╭─ Data in this exercise

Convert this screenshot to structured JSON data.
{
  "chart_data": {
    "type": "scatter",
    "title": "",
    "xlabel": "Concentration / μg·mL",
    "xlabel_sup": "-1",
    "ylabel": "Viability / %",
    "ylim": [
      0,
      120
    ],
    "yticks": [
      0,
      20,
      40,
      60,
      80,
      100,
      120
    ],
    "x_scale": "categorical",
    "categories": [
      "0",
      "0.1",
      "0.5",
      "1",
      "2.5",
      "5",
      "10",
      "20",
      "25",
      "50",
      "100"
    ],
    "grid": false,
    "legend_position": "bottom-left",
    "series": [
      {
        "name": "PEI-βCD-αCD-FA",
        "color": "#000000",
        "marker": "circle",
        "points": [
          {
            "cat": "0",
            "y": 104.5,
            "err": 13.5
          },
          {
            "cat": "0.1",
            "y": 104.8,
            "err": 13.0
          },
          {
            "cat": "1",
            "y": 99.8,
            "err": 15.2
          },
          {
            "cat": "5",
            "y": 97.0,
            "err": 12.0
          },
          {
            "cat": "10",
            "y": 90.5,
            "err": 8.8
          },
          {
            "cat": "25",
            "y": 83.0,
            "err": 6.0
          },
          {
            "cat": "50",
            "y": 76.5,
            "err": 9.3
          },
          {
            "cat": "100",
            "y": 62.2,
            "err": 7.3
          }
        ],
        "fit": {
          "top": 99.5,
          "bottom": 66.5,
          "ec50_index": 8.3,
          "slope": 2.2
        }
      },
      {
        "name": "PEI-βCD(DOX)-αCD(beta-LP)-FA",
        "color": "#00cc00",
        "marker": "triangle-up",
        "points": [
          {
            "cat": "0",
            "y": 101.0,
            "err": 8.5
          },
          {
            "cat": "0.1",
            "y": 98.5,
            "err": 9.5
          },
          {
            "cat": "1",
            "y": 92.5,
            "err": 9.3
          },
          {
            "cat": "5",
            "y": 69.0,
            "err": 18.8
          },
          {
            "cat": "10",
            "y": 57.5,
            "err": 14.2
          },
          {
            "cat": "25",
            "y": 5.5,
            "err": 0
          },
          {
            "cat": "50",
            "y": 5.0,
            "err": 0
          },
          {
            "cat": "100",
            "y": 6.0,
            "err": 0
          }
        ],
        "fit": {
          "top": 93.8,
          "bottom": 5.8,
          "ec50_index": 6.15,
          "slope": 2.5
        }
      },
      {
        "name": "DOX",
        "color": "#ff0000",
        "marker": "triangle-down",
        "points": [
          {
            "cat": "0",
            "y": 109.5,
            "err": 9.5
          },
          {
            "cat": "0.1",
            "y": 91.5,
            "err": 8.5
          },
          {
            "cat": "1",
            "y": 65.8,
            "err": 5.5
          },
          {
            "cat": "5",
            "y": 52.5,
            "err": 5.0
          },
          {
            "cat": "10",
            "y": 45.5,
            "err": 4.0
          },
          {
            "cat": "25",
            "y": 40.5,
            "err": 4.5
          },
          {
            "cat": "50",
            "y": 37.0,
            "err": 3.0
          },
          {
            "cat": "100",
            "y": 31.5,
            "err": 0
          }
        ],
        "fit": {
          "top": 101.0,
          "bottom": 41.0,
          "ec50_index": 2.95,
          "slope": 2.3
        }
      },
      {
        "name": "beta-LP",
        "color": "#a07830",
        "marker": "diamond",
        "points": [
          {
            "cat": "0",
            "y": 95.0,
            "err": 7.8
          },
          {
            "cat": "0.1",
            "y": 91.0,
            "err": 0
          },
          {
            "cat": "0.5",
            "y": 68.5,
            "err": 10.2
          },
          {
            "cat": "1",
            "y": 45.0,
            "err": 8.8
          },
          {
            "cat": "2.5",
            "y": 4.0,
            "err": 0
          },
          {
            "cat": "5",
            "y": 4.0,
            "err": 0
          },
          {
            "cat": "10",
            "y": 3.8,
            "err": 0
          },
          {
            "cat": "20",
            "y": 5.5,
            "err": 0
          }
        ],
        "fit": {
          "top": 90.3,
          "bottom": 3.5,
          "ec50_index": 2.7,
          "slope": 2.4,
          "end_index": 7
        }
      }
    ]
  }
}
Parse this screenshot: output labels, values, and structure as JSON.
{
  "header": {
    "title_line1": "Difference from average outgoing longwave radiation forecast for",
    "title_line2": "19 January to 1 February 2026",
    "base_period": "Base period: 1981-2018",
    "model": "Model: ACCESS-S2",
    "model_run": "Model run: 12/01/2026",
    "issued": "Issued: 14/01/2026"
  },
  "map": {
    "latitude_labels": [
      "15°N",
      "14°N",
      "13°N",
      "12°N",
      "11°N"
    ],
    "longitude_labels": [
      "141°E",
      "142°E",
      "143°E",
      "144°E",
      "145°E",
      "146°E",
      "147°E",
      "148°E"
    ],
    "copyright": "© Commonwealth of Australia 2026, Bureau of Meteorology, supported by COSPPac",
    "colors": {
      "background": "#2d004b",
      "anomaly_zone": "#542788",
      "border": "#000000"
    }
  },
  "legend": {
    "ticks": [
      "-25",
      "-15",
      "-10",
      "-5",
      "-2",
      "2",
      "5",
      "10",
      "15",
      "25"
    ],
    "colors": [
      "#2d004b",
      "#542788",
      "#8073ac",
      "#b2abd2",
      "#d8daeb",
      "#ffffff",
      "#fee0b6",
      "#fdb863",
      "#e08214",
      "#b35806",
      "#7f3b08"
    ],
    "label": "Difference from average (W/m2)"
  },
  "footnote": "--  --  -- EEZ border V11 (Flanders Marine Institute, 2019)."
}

╰─

Set problem:
Transcribe every entry exactly, omitting nothing.

Final result:
Convert this screenshot to structured JSON data.
{
  "chart_data": {
    "type": "scatter",
    "title": "",
    "xlabel": "Concentration / μg·mL",
    "xlabel_sup": "-1",
    "ylabel": "Viability / %",
    "ylim": [
      0,
      120
    ],
    "yticks": [
      0,
      20,
      40,
      60,
      80,
      100,
      120
    ],
    "x_scale": "categorical",
    "categories": [
      "0",
      "0.1",
      "0.5",
      "1",
      "2.5",
      "5",
      "10",
      "20",
      "25",
      "50",
      "100"
    ],
    "grid": false,
    "legend_position": "bottom-left",
    "series": [
      {
        "name": "PEI-βCD-αCD-FA",
        "color": "#000000",
        "marker": "circle",
        "points": [
          {
            "cat": "0",
            "y": 104.5,
            "err": 13.5
          },
          {
            "cat": "0.1",
            "y": 104.8,
            "err": 13.0
          },
          {
            "cat": "1",
            "y": 99.8,
            "err": 15.2
          },
          {
            "cat": "5",
            "y": 97.0,
            "err": 12.0
          },
          {
            "cat": "10",
            "y": 90.5,
            "err": 8.8
          },
          {
            "cat": "25",
            "y": 83.0,
            "err": 6.0
          },
          {
            "cat": "50",
            "y": 76.5,
            "err": 9.3
          },
          {
            "cat": "100",
            "y": 62.2,
            "err": 7.3
          }
        ],
        "fit": {
          "top": 99.5,
          "bottom": 66.5,
          "ec50_index": 8.3,
          "slope": 2.2
        }
      },
      {
        "name": "PEI-βCD(DOX)-αCD(beta-LP)-FA",
        "color": "#00cc00",
        "marker": "triangle-up",
        "points": [
          {
            "cat": "0",
            "y": 101.0,
            "err": 8.5
          },
          {
            "cat": "0.1",
            "y": 98.5,
            "err": 9.5
          },
          {
            "cat": "1",
            "y": 92.5,
            "err": 9.3
          },
          {
            "cat": "5",
            "y": 69.0,
            "err": 18.8
          },
          {
            "cat": "10",
            "y": 57.5,
            "err": 14.2
          },
          {
            "cat": "25",
            "y": 5.5,
            "err": 0
          },
          {
            "cat": "50",
            "y": 5.0,
            "err": 0
          },
          {
            "cat": "100",
            "y": 6.0,
            "err": 0
          }
        ],
        "fit": {
          "top": 93.8,
          "bottom": 5.8,
          "ec50_index": 6.15,
          "slope": 2.5
        }
      },
      {
        "name": "DOX",
        "color": "#ff0000",
        "marker": "triangle-down",
        "points": [
          {
            "cat": "0",
            "y": 109.5,
            "err": 9.5
          },
          {
            "cat": "0.1",
            "y": 91.5,
            "err": 8.5
          },
          {
            "cat": "1",
            "y": 65.8,
            "err": 5.5
          },
          {
            "cat": "5",
            "y": 52.5,
            "err": 5.0
          },
          {
            "cat": "10",
            "y": 45.5,
            "err": 4.0
          },
          {
            "cat": "25",
            "y": 40.5,
            "err": 4.5
          },
          {
            "cat": "50",
            "y": 37.0,
            "err": 3.0
          },
          {
            "cat": "100",
            "y": 31.5,
            "err": 0
          }
        ],
        "fit": {
          "top": 101.0,
          "bottom": 41.0,
          "ec50_index": 2.95,
          "slope": 2.3
        }
      },
      {
        "name": "beta-LP",
        "color": "#a07830",
        "marker": "diamond",
        "points": [
          {
            "cat": "0",
            "y": 95.0,
            "err": 7.8
          },
          {
            "cat": "0.1",
            "y": 91.0,
            "err": 0
          },
          {
            "cat": "0.5",
            "y": 68.5,
            "err": 10.2
          },
          {
            "cat": "1",
            "y": 45.0,
            "err": 8.8
          },
          {
            "cat": "2.5",
            "y": 4.0,
            "err": 0
          },
          {
            "cat": "5",
            "y": 4.0,
            "err": 0
          },
          {
            "cat": "10",
            "y": 3.8,
            "err": 0
          },
          {
            "cat": "20",
            "y": 5.5,
            "err": 0
          }
        ],
        "fit": {
          "top": 90.3,
          "bottom": 3.5,
          "ec50_index": 2.7,
          "slope": 2.4,
          "end_index": 7
        }
      }
    ]
  }
}
Parse this screenshot: output labels, values, and structure as JSON.
{
  "header": {
    "title_line1": "Difference from average outgoing longwave radiation forecast for",
    "title_line2": "19 January to 1 February 2026",
    "base_period": "Base period: 1981-2018",
    "model": "Model: ACCESS-S2",
    "model_run": "Model run: 12/01/2026",
    "issued": "Issued: 14/01/2026"
  },
  "map": {
    "latitude_labels": [
      "15°N",
      "14°N",
      "13°N",
      "12°N",
      "11°N"
    ],
    "longitude_labels": [
      "141°E",
      "142°E",
      "143°E",
      "144°E",
      "145°E",
      "146°E",
      "147°E",
      "148°E"
    ],
    "copyright": "© Commonwealth of Australia 2026, Bureau of Meteorology, supported by COSPPac",
    "colors": {
      "background": "#2d004b",
      "anomaly_zone": "#542788",
      "border": "#000000"
    }
  },
  "legend": {
    "ticks": [
      "-25",
      "-15",
      "-10",
      "-5",
      "-2",
      "2",
      "5",
      "10",
      "15",
      "25"
    ],
    "colors": [
      "#2d004b",
      "#542788",
      "#8073ac",
      "#b2abd2",
      "#d8daeb",
      "#ffffff",
      "#fee0b6",
      "#fdb863",
      "#e08214",
      "#b35806",
      "#7f3b08"
    ],
    "label": "Difference from average (W/m2)"
  },
  "footnote": "--  --  -- EEZ border V11 (Flanders Marine Institute, 2019)."
}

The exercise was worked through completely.